**Exercise details**
Locate each line below that includes "других" and reproduce it.

** start of Material for this task **

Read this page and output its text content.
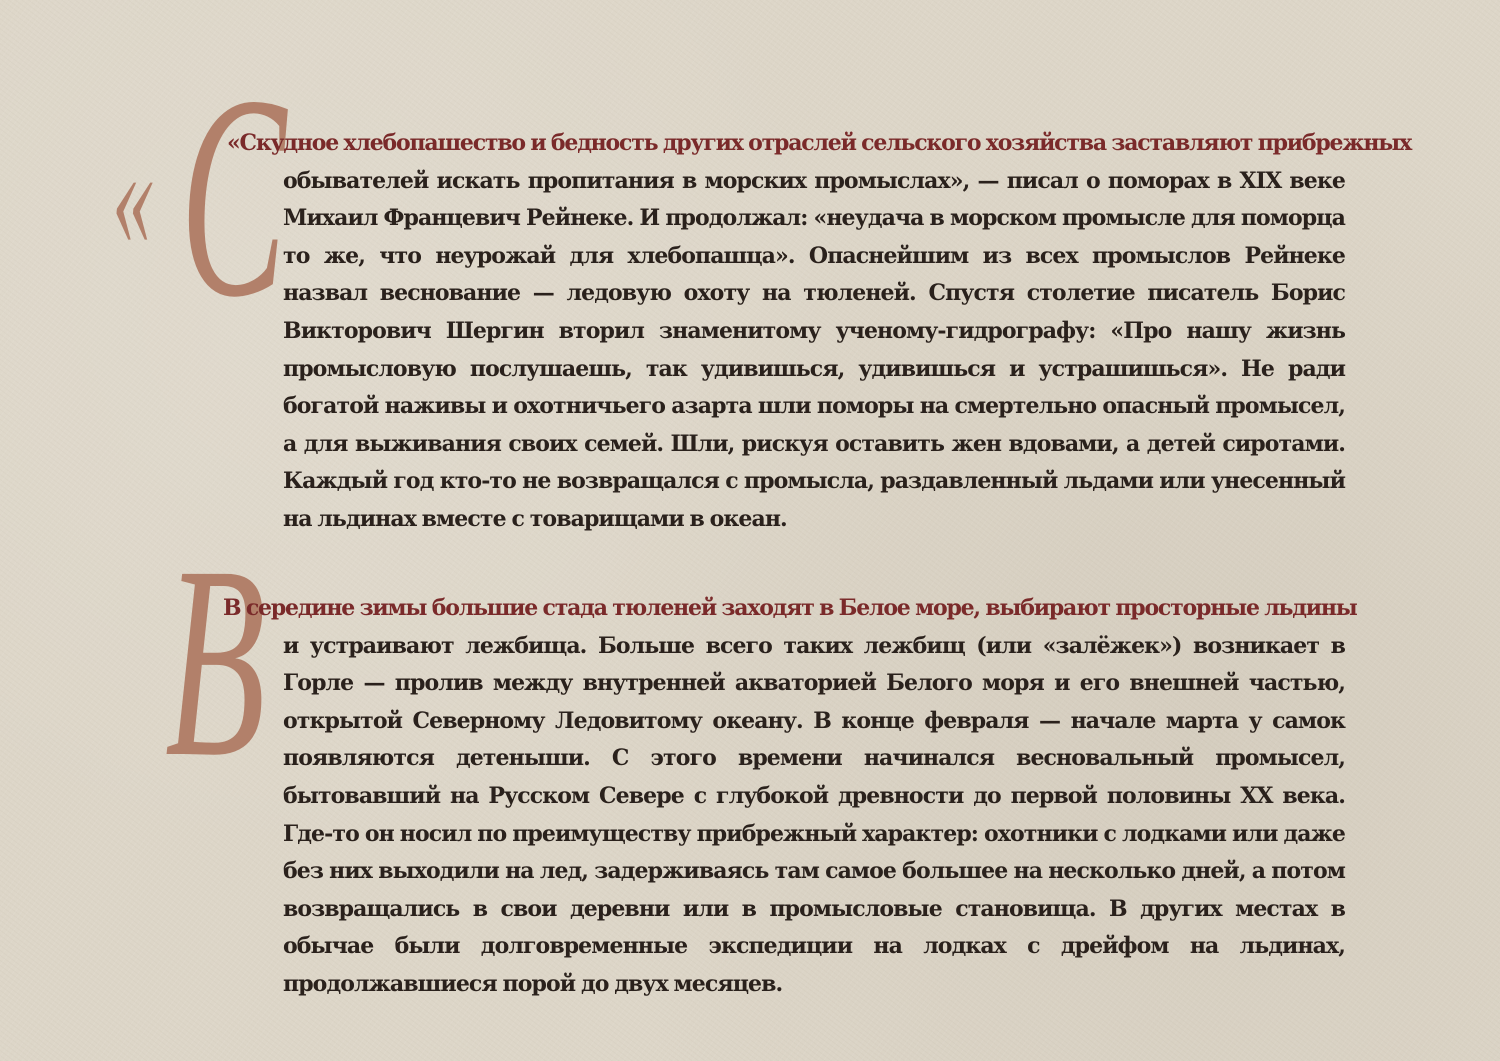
« С
«Скудное хлебопашество и бедность других отраслей сельского хозяйства заставляют прибрежных
обывателей искать пропитания в морских промыслах», — писал о поморах в XIX веке Михаил Францевич Рейнеке. И продолжал: «неудача в морском промысле для поморца то же, что неурожай для хлебопашца». Опаснейшим из всех промыслов Рейнеке назвал веснование — ледовую охоту на тюленей. Спустя столетие писатель Борис Викторович Шергин вторил знаменитому ученому-гидрографу: «Про нашу жизнь промысловую послушаешь, так удивишься, удивишься и устрашишься». Не ради богатой наживы и охотничьего азарта шли поморы на смертельно опасный промысел, а для выживания своих семей. Шли, рискуя оставить жен вдовами, а детей сиротами. Каждый год кто-то не возвращался с промысла, раздавленный льдами или унесенный на льдинах вместе с товарищами в океан.
В
В середине зимы большие стада тюленей заходят в Белое море, выбирают просторные льдины
и устраивают лежбища. Больше всего таких лежбищ (или «залёжек») возникает в Горле — пролив между внутренней акваторией Белого моря и его внешней частью, открытой Северному Ледовитому океану. В конце февраля — начале марта у самок появляются детеныши. С этого времени начинался весновальный промысел, бытовавший на Русском Севере с глубокой древности до первой половины XX века. Где-то он носил по преимуществу прибрежный характер: охотники с лодками или даже без них выходили на лед, задерживаясь там самое большее на несколько дней, а потом возвращались в свои деревни или в промысловые становища. В других местах в обычае были долговременные экспедиции на лодках с дрейфом на льдинах, продолжавшиеся порой до двух месяцев.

** end of Material for this task **

**Output of the task**
«Скудное хлебопашество и бедность других отраслей сельского хозяйства заставляют прибрежных
и устраивают лежбища. Больше всего таких лежбищ (или «залёжек») возникает в Горле — пролив между внутренней акваторией Белого моря и его внешней частью, открытой Северному Ледовитому океану. В конце февраля — начале марта у самок появляются детеныши. С этого времени начинался весновальный промысел, бытовавший на Русском Севере с глубокой древности до первой половины XX века. Где-то он носил по преимуществу прибрежный характер: охотники с лодками или даже без них выходили на лед, задерживаясь там самое большее на несколько дней, а потом возвращались в свои деревни или в промысловые становища. В других местах в обычае были долговременные экспедиции на лодках с дрейфом на льдинах, продолжавшиеся порой до двух месяцев.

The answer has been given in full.